» What is asked: Looking at the listing, state how many of its lines contain the string "enter". Write only the number.

» Provided data:
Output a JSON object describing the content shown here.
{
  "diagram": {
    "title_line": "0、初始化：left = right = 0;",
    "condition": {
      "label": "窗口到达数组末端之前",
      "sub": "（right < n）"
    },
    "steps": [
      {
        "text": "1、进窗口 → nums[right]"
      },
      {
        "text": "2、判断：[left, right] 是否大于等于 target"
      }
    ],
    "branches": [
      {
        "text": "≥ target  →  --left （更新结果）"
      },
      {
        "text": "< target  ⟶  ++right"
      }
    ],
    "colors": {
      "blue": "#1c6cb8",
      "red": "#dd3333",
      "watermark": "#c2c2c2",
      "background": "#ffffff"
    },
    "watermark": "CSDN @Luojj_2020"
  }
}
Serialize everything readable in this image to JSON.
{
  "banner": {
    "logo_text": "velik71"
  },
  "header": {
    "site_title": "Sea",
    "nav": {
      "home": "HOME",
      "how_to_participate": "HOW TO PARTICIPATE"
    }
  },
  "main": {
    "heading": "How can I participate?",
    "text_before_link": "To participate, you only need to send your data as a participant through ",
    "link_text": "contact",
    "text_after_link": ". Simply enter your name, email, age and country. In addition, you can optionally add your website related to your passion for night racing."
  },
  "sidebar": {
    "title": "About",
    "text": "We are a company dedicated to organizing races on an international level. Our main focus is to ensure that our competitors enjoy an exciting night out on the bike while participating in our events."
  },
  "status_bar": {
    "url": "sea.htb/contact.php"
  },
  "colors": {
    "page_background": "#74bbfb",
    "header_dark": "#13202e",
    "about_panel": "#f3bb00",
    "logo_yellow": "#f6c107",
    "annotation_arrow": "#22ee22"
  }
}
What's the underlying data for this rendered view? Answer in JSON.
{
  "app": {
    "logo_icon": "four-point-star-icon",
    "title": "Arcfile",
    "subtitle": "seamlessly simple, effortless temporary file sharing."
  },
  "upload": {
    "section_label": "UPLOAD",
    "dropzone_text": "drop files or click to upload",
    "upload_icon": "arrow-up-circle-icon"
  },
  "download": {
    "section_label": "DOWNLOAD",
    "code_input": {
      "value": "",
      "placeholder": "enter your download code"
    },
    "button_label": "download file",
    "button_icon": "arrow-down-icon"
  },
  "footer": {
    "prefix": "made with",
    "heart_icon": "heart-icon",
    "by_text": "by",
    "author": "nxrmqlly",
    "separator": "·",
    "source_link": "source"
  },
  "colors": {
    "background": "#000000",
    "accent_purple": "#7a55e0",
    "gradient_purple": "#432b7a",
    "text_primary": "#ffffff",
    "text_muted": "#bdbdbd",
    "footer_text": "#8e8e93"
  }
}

» Problem solution: 2